* THE TASK *
Repeat each line of the material below exactly as it appears, minus any pictures.

Dataset listings of figures
★ ★ ★ ★
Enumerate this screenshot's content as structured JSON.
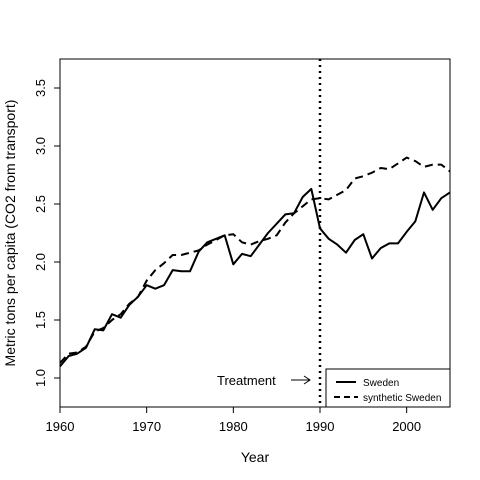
{
  "chart_data": {
    "type": "line",
    "xlabel": "Year",
    "ylabel": "Metric tons per capita (CO2 from transport)",
    "xlim": [
      1960,
      2005
    ],
    "ylim": [
      0.75,
      3.75
    ],
    "x_ticks": [
      1960,
      1970,
      1980,
      1990,
      2000
    ],
    "y_ticks": [
      1.0,
      1.5,
      2.0,
      2.5,
      3.0,
      3.5
    ],
    "x_tick_labels": [
      "1960",
      "1970",
      "1980",
      "1990",
      "2000"
    ],
    "y_tick_labels": [
      "1.0",
      "1.5",
      "2.0",
      "2.5",
      "3.0",
      "3.5"
    ],
    "x": [
      1960,
      1961,
      1962,
      1963,
      1964,
      1965,
      1966,
      1967,
      1968,
      1969,
      1970,
      1971,
      1972,
      1973,
      1974,
      1975,
      1976,
      1977,
      1978,
      1979,
      1980,
      1981,
      1982,
      1983,
      1984,
      1985,
      1986,
      1987,
      1988,
      1989,
      1990,
      1991,
      1992,
      1993,
      1994,
      1995,
      1996,
      1997,
      1998,
      1999,
      2000,
      2001,
      2002,
      2003,
      2004,
      2005
    ],
    "series": [
      {
        "name": "Sweden",
        "style": "solid",
        "values": [
          1.1,
          1.19,
          1.21,
          1.26,
          1.42,
          1.41,
          1.55,
          1.52,
          1.63,
          1.7,
          1.8,
          1.77,
          1.8,
          1.93,
          1.92,
          1.92,
          2.09,
          2.17,
          2.2,
          2.23,
          1.98,
          2.07,
          2.05,
          2.15,
          2.25,
          2.33,
          2.41,
          2.42,
          2.56,
          2.63,
          2.29,
          2.2,
          2.15,
          2.08,
          2.19,
          2.24,
          2.03,
          2.12,
          2.16,
          2.16,
          2.26,
          2.35,
          2.6,
          2.45,
          2.55,
          2.6
        ]
      },
      {
        "name": "synthetic Sweden",
        "style": "dashed",
        "values": [
          1.13,
          1.21,
          1.22,
          1.27,
          1.4,
          1.43,
          1.5,
          1.55,
          1.64,
          1.7,
          1.84,
          1.93,
          1.99,
          2.06,
          2.06,
          2.08,
          2.1,
          2.15,
          2.19,
          2.23,
          2.24,
          2.17,
          2.15,
          2.18,
          2.2,
          2.23,
          2.34,
          2.42,
          2.48,
          2.54,
          2.55,
          2.54,
          2.58,
          2.62,
          2.72,
          2.74,
          2.77,
          2.81,
          2.8,
          2.85,
          2.9,
          2.87,
          2.82,
          2.84,
          2.84,
          2.78
        ]
      }
    ],
    "treatment_year": 1990,
    "annotation": "Treatment",
    "legend_position": "bottom-right",
    "grid": false
  },
  "colors": {
    "line": "#000000",
    "background": "#ffffff"
  }
}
★ ★ ★ ★
* SOLUTION FOR THIS TASK *
Enumerate this screenshot's content as structured JSON.
{
  "chart_data": {
    "type": "line",
    "xlabel": "Year",
    "ylabel": "Metric tons per capita (CO2 from transport)",
    "xlim": [
      1960,
      2005
    ],
    "ylim": [
      0.75,
      3.75
    ],
    "x_ticks": [
      1960,
      1970,
      1980,
      1990,
      2000
    ],
    "y_ticks": [
      1.0,
      1.5,
      2.0,
      2.5,
      3.0,
      3.5
    ],
    "x_tick_labels": [
      "1960",
      "1970",
      "1980",
      "1990",
      "2000"
    ],
    "y_tick_labels": [
      "1.0",
      "1.5",
      "2.0",
      "2.5",
      "3.0",
      "3.5"
    ],
    "x": [
      1960,
      1961,
      1962,
      1963,
      1964,
      1965,
      1966,
      1967,
      1968,
      1969,
      1970,
      1971,
      1972,
      1973,
      1974,
      1975,
      1976,
      1977,
      1978,
      1979,
      1980,
      1981,
      1982,
      1983,
      1984,
      1985,
      1986,
      1987,
      1988,
      1989,
      1990,
      1991,
      1992,
      1993,
      1994,
      1995,
      1996,
      1997,
      1998,
      1999,
      2000,
      2001,
      2002,
      2003,
      2004,
      2005
    ],
    "series": [
      {
        "name": "Sweden",
        "style": "solid",
        "values": [
          1.1,
          1.19,
          1.21,
          1.26,
          1.42,
          1.41,
          1.55,
          1.52,
          1.63,
          1.7,
          1.8,
          1.77,
          1.8,
          1.93,
          1.92,
          1.92,
          2.09,
          2.17,
          2.2,
          2.23,
          1.98,
          2.07,
          2.05,
          2.15,
          2.25,
          2.33,
          2.41,
          2.42,
          2.56,
          2.63,
          2.29,
          2.2,
          2.15,
          2.08,
          2.19,
          2.24,
          2.03,
          2.12,
          2.16,
          2.16,
          2.26,
          2.35,
          2.6,
          2.45,
          2.55,
          2.6
        ]
      },
      {
        "name": "synthetic Sweden",
        "style": "dashed",
        "values": [
          1.13,
          1.21,
          1.22,
          1.27,
          1.4,
          1.43,
          1.5,
          1.55,
          1.64,
          1.7,
          1.84,
          1.93,
          1.99,
          2.06,
          2.06,
          2.08,
          2.1,
          2.15,
          2.19,
          2.23,
          2.24,
          2.17,
          2.15,
          2.18,
          2.2,
          2.23,
          2.34,
          2.42,
          2.48,
          2.54,
          2.55,
          2.54,
          2.58,
          2.62,
          2.72,
          2.74,
          2.77,
          2.81,
          2.8,
          2.85,
          2.9,
          2.87,
          2.82,
          2.84,
          2.84,
          2.78
        ]
      }
    ],
    "treatment_year": 1990,
    "annotation": "Treatment",
    "legend_position": "bottom-right",
    "grid": false
  },
  "colors": {
    "line": "#000000",
    "background": "#ffffff"
  }
}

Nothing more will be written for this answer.